» Problem description
The records below must be output exactly, without pictures.

» Records for the task

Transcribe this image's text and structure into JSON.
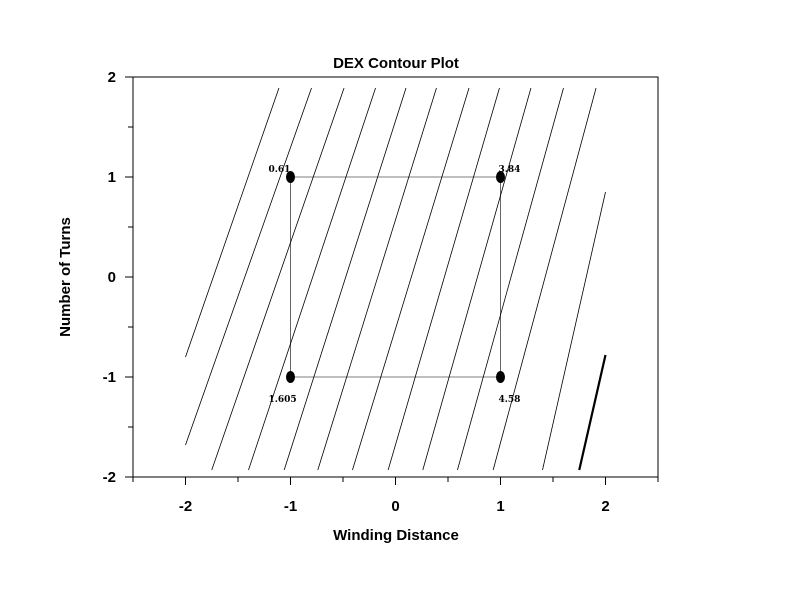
{
  "chart_data": {
    "type": "contour",
    "title": "DEX Contour Plot",
    "xlabel": "Winding Distance",
    "ylabel": "Number of Turns",
    "xlim": [
      -2.5,
      2.5
    ],
    "ylim": [
      -2,
      2
    ],
    "x_ticks": [
      -2,
      -1,
      0,
      1,
      2
    ],
    "y_ticks": [
      -2,
      -1,
      0,
      1,
      2
    ],
    "x_tick_labels": [
      "-2",
      "-1",
      "0",
      "1",
      "2"
    ],
    "y_tick_labels": [
      "-2",
      "-1",
      "0",
      "1",
      "2"
    ],
    "design_points": [
      {
        "x": -1,
        "y": 1,
        "label": "0.61"
      },
      {
        "x": 1,
        "y": 1,
        "label": "3.84"
      },
      {
        "x": -1,
        "y": -1,
        "label": "1.605"
      },
      {
        "x": 1,
        "y": -1,
        "label": "4.58"
      }
    ],
    "contour_lines": [
      {
        "points": [
          [
            -2,
            -0.8
          ],
          [
            -1.11,
            1.89
          ]
        ]
      },
      {
        "points": [
          [
            -2,
            -1.68
          ],
          [
            -0.8,
            1.89
          ]
        ]
      },
      {
        "points": [
          [
            -1.75,
            -1.93
          ],
          [
            -0.49,
            1.89
          ]
        ]
      },
      {
        "points": [
          [
            -1.4,
            -1.93
          ],
          [
            -0.19,
            1.89
          ]
        ]
      },
      {
        "points": [
          [
            -1.06,
            -1.93
          ],
          [
            0.1,
            1.89
          ]
        ]
      },
      {
        "points": [
          [
            -0.74,
            -1.93
          ],
          [
            0.39,
            1.89
          ]
        ]
      },
      {
        "points": [
          [
            -0.41,
            -1.93
          ],
          [
            0.7,
            1.89
          ]
        ]
      },
      {
        "points": [
          [
            -0.07,
            -1.93
          ],
          [
            0.99,
            1.89
          ]
        ]
      },
      {
        "points": [
          [
            0.26,
            -1.93
          ],
          [
            1.29,
            1.89
          ]
        ]
      },
      {
        "points": [
          [
            0.59,
            -1.93
          ],
          [
            1.6,
            1.89
          ]
        ]
      },
      {
        "points": [
          [
            0.93,
            -1.93
          ],
          [
            1.91,
            1.89
          ]
        ]
      },
      {
        "points": [
          [
            1.4,
            -1.93
          ],
          [
            2.0,
            0.85
          ]
        ]
      },
      {
        "points": [
          [
            1.75,
            -1.93
          ],
          [
            2.0,
            -0.78
          ]
        ],
        "bold": true
      }
    ]
  }
}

» Answer to the task
Transcribe this image's text and structure into JSON.
{
  "chart_data": {
    "type": "contour",
    "title": "DEX Contour Plot",
    "xlabel": "Winding Distance",
    "ylabel": "Number of Turns",
    "xlim": [
      -2.5,
      2.5
    ],
    "ylim": [
      -2,
      2
    ],
    "x_ticks": [
      -2,
      -1,
      0,
      1,
      2
    ],
    "y_ticks": [
      -2,
      -1,
      0,
      1,
      2
    ],
    "x_tick_labels": [
      "-2",
      "-1",
      "0",
      "1",
      "2"
    ],
    "y_tick_labels": [
      "-2",
      "-1",
      "0",
      "1",
      "2"
    ],
    "design_points": [
      {
        "x": -1,
        "y": 1,
        "label": "0.61"
      },
      {
        "x": 1,
        "y": 1,
        "label": "3.84"
      },
      {
        "x": -1,
        "y": -1,
        "label": "1.605"
      },
      {
        "x": 1,
        "y": -1,
        "label": "4.58"
      }
    ],
    "contour_lines": [
      {
        "points": [
          [
            -2,
            -0.8
          ],
          [
            -1.11,
            1.89
          ]
        ]
      },
      {
        "points": [
          [
            -2,
            -1.68
          ],
          [
            -0.8,
            1.89
          ]
        ]
      },
      {
        "points": [
          [
            -1.75,
            -1.93
          ],
          [
            -0.49,
            1.89
          ]
        ]
      },
      {
        "points": [
          [
            -1.4,
            -1.93
          ],
          [
            -0.19,
            1.89
          ]
        ]
      },
      {
        "points": [
          [
            -1.06,
            -1.93
          ],
          [
            0.1,
            1.89
          ]
        ]
      },
      {
        "points": [
          [
            -0.74,
            -1.93
          ],
          [
            0.39,
            1.89
          ]
        ]
      },
      {
        "points": [
          [
            -0.41,
            -1.93
          ],
          [
            0.7,
            1.89
          ]
        ]
      },
      {
        "points": [
          [
            -0.07,
            -1.93
          ],
          [
            0.99,
            1.89
          ]
        ]
      },
      {
        "points": [
          [
            0.26,
            -1.93
          ],
          [
            1.29,
            1.89
          ]
        ]
      },
      {
        "points": [
          [
            0.59,
            -1.93
          ],
          [
            1.6,
            1.89
          ]
        ]
      },
      {
        "points": [
          [
            0.93,
            -1.93
          ],
          [
            1.91,
            1.89
          ]
        ]
      },
      {
        "points": [
          [
            1.4,
            -1.93
          ],
          [
            2.0,
            0.85
          ]
        ]
      },
      {
        "points": [
          [
            1.75,
            -1.93
          ],
          [
            2.0,
            -0.78
          ]
        ],
        "bold": true
      }
    ]
  }
}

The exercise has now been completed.